[Stored entries]
►

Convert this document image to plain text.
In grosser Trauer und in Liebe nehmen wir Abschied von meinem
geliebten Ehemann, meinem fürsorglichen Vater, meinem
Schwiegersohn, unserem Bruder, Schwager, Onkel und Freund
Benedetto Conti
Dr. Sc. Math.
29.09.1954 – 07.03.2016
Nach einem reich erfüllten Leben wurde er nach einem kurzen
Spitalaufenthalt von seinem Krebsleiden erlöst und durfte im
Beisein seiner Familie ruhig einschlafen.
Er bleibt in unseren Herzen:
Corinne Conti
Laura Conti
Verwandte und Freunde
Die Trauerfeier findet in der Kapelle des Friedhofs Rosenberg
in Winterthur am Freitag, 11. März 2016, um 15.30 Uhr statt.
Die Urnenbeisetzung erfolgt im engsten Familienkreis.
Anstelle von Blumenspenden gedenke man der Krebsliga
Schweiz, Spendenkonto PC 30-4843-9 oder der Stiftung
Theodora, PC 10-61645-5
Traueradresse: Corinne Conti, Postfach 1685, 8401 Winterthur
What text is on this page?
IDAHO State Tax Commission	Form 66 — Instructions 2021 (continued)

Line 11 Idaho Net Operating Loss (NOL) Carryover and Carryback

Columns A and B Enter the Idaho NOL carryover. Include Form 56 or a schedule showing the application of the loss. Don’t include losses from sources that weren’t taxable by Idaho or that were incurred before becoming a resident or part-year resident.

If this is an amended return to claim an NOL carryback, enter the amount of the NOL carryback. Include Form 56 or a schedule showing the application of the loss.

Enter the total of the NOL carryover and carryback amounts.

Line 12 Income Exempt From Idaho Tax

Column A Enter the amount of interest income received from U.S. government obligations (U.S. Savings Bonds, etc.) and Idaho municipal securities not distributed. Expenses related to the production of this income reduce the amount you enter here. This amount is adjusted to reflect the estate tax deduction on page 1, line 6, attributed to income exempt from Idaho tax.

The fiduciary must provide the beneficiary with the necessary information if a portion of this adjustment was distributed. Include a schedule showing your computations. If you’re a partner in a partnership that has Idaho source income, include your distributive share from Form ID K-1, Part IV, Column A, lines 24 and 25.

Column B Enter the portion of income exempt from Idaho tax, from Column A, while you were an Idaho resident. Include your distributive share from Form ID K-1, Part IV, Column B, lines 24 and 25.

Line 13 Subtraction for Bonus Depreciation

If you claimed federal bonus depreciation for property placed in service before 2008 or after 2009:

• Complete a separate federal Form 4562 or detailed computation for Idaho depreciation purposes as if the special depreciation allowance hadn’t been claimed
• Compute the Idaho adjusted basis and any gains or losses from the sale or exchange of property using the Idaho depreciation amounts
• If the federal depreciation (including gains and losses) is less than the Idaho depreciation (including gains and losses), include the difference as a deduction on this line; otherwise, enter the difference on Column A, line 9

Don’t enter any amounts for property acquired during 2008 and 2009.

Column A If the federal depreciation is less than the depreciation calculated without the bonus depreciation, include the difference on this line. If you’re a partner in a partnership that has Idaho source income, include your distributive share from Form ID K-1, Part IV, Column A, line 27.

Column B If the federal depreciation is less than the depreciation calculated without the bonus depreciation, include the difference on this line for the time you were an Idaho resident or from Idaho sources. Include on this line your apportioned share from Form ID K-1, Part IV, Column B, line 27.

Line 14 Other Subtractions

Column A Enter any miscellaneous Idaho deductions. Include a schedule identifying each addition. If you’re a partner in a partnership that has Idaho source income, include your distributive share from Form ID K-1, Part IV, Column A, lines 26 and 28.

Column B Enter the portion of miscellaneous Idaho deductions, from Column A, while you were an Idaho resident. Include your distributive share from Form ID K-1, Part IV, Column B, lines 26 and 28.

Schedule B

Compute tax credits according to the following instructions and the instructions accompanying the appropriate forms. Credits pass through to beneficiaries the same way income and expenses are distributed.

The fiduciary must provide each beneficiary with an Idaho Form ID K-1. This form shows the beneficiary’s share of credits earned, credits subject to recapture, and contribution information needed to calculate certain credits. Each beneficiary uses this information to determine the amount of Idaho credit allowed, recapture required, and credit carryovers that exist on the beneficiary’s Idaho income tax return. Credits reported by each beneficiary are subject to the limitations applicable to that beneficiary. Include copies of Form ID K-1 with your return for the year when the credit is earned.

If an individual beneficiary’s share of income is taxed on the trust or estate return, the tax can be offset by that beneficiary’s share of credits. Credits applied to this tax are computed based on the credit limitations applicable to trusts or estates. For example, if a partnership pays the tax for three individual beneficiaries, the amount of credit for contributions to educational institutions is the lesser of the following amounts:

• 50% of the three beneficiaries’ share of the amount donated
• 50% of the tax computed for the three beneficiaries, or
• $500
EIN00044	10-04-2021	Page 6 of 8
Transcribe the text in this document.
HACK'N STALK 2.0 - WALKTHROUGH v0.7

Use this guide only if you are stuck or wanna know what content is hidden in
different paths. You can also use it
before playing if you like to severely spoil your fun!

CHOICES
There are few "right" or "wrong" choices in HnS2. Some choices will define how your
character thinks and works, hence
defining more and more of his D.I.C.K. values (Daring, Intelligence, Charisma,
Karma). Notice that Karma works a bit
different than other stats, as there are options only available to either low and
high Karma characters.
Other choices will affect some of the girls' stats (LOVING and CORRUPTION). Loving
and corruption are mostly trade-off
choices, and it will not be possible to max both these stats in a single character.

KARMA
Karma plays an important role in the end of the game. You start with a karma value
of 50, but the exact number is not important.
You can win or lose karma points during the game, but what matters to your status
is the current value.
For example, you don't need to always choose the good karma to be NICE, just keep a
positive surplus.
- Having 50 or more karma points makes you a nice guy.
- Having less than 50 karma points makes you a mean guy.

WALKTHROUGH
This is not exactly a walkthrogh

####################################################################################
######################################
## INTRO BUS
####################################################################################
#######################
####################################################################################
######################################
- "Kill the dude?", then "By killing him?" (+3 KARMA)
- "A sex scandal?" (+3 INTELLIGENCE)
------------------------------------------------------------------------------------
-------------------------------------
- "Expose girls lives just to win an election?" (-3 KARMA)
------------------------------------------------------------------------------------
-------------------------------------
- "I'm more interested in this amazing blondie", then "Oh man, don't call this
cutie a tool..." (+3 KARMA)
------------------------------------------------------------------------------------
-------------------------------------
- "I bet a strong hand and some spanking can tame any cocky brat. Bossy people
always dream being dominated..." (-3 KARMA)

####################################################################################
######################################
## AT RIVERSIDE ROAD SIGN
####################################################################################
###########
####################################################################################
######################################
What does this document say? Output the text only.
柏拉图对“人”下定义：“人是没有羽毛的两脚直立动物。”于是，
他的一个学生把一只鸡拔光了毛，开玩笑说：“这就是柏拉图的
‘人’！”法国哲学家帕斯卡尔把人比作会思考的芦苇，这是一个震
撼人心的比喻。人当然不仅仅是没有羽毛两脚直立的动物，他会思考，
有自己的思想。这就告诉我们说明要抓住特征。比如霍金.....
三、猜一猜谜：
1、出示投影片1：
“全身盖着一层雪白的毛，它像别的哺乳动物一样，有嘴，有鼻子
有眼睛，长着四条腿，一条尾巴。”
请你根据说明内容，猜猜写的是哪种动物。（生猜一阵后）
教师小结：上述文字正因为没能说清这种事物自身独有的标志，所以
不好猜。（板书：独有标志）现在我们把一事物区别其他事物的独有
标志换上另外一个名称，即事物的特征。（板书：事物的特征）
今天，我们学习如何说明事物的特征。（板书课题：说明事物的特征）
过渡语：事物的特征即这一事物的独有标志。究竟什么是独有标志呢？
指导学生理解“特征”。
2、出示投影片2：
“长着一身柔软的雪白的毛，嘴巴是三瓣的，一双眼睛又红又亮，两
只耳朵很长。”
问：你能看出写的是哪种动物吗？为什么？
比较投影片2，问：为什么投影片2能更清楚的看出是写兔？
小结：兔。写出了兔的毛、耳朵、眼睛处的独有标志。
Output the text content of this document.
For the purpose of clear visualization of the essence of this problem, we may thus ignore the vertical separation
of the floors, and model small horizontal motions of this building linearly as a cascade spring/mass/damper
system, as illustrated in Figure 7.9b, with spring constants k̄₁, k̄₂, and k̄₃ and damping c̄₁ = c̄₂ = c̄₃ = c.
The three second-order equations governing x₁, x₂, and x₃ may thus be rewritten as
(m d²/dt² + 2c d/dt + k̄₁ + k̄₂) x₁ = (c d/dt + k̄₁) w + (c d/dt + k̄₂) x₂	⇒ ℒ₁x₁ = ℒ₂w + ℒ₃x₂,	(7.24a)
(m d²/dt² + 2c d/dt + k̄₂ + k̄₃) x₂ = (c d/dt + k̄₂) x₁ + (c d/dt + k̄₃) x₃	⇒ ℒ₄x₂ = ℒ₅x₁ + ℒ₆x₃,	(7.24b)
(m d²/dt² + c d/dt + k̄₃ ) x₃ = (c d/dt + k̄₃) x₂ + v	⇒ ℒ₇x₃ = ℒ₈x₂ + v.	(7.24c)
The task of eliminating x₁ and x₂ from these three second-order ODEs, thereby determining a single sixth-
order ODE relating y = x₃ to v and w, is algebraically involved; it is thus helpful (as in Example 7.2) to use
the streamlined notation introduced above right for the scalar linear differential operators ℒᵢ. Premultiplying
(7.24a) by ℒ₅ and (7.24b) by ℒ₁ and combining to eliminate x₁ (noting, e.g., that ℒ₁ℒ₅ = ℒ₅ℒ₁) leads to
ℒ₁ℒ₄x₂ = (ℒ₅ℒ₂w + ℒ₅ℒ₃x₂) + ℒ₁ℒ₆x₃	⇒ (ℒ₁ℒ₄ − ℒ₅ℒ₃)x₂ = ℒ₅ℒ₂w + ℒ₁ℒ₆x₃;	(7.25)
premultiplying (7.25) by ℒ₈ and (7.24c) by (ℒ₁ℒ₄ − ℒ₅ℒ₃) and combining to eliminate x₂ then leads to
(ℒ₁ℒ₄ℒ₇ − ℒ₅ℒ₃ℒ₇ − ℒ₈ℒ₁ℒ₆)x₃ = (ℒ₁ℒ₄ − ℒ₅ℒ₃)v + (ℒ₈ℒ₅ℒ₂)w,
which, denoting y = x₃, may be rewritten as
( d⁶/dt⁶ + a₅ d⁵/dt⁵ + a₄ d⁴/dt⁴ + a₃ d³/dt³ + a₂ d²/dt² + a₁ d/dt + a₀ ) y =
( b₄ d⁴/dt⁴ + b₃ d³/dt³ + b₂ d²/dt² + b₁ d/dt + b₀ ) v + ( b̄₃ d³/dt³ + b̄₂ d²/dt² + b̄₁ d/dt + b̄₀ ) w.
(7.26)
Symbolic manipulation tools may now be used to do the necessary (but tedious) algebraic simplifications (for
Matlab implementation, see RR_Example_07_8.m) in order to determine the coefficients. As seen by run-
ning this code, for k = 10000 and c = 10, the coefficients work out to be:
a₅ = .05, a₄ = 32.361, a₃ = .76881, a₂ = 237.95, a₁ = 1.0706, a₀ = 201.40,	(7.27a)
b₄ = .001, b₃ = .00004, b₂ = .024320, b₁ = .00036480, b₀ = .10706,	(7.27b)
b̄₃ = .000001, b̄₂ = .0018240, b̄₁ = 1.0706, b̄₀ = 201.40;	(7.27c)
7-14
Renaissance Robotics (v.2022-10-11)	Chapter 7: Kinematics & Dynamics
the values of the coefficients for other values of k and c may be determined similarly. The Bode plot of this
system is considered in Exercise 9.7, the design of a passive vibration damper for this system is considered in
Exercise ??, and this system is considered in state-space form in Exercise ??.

◄

Where a line in the material contains "ℒ₅ℒ₃", copy that line.

» **EXERCISE SOLUTION**
ℒ₁ℒ₄x₂ = (ℒ₅ℒ₂w + ℒ₅ℒ₃x₂) + ℒ₁ℒ₆x₃	⇒ (ℒ₁ℒ₄ − ℒ₅ℒ₃)x₂ = ℒ₅ℒ₂w + ℒ₁ℒ₆x₃;	(7.25)
premultiplying (7.25) by ℒ₈ and (7.24c) by (ℒ₁ℒ₄ − ℒ₅ℒ₃) and combining to eliminate x₂ then leads to
(ℒ₁ℒ₄ℒ₇ − ℒ₅ℒ₃ℒ₇ − ℒ₈ℒ₁ℒ₆)x₃ = (ℒ₁ℒ₄ − ℒ₅ℒ₃)v + (ℒ₈ℒ₅ℒ₂)w,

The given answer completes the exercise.